[Collected data]
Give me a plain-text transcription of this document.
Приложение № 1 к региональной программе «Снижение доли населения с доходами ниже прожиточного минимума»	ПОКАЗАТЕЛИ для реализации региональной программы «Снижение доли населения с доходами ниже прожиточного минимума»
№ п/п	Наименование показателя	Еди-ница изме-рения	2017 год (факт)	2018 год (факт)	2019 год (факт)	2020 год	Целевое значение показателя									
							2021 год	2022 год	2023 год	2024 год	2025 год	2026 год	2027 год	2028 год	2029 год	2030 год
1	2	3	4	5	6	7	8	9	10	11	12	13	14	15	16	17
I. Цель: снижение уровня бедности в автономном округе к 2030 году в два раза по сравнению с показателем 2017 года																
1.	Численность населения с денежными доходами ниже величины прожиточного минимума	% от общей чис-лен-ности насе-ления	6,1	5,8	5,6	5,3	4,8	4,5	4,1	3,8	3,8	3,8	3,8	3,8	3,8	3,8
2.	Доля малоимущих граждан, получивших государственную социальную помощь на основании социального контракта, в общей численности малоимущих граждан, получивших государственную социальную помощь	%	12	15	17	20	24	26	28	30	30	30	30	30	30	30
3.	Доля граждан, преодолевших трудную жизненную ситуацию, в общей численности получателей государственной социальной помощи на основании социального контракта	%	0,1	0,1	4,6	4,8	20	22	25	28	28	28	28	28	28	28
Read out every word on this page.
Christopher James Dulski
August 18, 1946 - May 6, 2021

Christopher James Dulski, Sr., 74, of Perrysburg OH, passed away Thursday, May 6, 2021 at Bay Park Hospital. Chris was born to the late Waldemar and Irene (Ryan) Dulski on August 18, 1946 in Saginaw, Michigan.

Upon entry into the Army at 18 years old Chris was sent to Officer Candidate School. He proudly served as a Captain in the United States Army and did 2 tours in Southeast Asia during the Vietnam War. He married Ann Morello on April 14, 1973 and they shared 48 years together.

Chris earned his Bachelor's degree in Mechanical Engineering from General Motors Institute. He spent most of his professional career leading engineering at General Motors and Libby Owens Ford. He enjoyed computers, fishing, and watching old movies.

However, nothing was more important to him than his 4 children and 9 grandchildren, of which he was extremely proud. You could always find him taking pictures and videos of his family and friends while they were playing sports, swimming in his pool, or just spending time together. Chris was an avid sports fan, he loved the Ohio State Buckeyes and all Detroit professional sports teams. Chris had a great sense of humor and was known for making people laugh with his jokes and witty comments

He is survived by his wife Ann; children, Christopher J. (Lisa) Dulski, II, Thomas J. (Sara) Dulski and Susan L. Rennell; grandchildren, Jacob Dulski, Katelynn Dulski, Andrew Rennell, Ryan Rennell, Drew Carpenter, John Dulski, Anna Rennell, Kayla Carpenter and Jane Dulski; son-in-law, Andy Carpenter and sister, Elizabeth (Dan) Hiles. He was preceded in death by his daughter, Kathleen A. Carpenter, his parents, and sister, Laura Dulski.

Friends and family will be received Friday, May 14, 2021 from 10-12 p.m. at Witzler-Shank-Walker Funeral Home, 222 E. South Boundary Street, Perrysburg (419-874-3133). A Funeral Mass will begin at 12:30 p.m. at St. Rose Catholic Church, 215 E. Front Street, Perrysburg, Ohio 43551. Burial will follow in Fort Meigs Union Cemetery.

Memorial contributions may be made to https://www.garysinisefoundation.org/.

● **Directions for this task**: Each line above is to be repeated exactly.

● **Task answer**:
Give me a plain-text transcription of this document.
Приложение № 1 к региональной программе «Снижение доли населения с доходами ниже прожиточного минимума»	ПОКАЗАТЕЛИ для реализации региональной программы «Снижение доли населения с доходами ниже прожиточного минимума»
№ п/п	Наименование показателя	Еди-ница изме-рения	2017 год (факт)	2018 год (факт)	2019 год (факт)	2020 год	Целевое значение показателя									
							2021 год	2022 год	2023 год	2024 год	2025 год	2026 год	2027 год	2028 год	2029 год	2030 год
1	2	3	4	5	6	7	8	9	10	11	12	13	14	15	16	17
I. Цель: снижение уровня бедности в автономном округе к 2030 году в два раза по сравнению с показателем 2017 года																
1.	Численность населения с денежными доходами ниже величины прожиточного минимума	% от общей чис-лен-ности насе-ления	6,1	5,8	5,6	5,3	4,8	4,5	4,1	3,8	3,8	3,8	3,8	3,8	3,8	3,8
2.	Доля малоимущих граждан, получивших государственную социальную помощь на основании социального контракта, в общей численности малоимущих граждан, получивших государственную социальную помощь	%	12	15	17	20	24	26	28	30	30	30	30	30	30	30
3.	Доля граждан, преодолевших трудную жизненную ситуацию, в общей численности получателей государственной социальной помощи на основании социального контракта	%	0,1	0,1	4,6	4,8	20	22	25	28	28	28	28	28	28	28
Read out every word on this page.
Christopher James Dulski
August 18, 1946 - May 6, 2021

Christopher James Dulski, Sr., 74, of Perrysburg OH, passed away Thursday, May 6, 2021 at Bay Park Hospital. Chris was born to the late Waldemar and Irene (Ryan) Dulski on August 18, 1946 in Saginaw, Michigan.

Upon entry into the Army at 18 years old Chris was sent to Officer Candidate School. He proudly served as a Captain in the United States Army and did 2 tours in Southeast Asia during the Vietnam War. He married Ann Morello on April 14, 1973 and they shared 48 years together.

Chris earned his Bachelor's degree in Mechanical Engineering from General Motors Institute. He spent most of his professional career leading engineering at General Motors and Libby Owens Ford. He enjoyed computers, fishing, and watching old movies.

However, nothing was more important to him than his 4 children and 9 grandchildren, of which he was extremely proud. You could always find him taking pictures and videos of his family and friends while they were playing sports, swimming in his pool, or just spending time together. Chris was an avid sports fan, he loved the Ohio State Buckeyes and all Detroit professional sports teams. Chris had a great sense of humor and was known for making people laugh with his jokes and witty comments

He is survived by his wife Ann; children, Christopher J. (Lisa) Dulski, II, Thomas J. (Sara) Dulski and Susan L. Rennell; grandchildren, Jacob Dulski, Katelynn Dulski, Andrew Rennell, Ryan Rennell, Drew Carpenter, John Dulski, Anna Rennell, Kayla Carpenter and Jane Dulski; son-in-law, Andy Carpenter and sister, Elizabeth (Dan) Hiles. He was preceded in death by his daughter, Kathleen A. Carpenter, his parents, and sister, Laura Dulski.

Friends and family will be received Friday, May 14, 2021 from 10-12 p.m. at Witzler-Shank-Walker Funeral Home, 222 E. South Boundary Street, Perrysburg (419-874-3133). A Funeral Mass will begin at 12:30 p.m. at St. Rose Catholic Church, 215 E. Front Street, Perrysburg, Ohio 43551. Burial will follow in Fort Meigs Union Cemetery.

Memorial contributions may be made to https://www.garysinisefoundation.org/.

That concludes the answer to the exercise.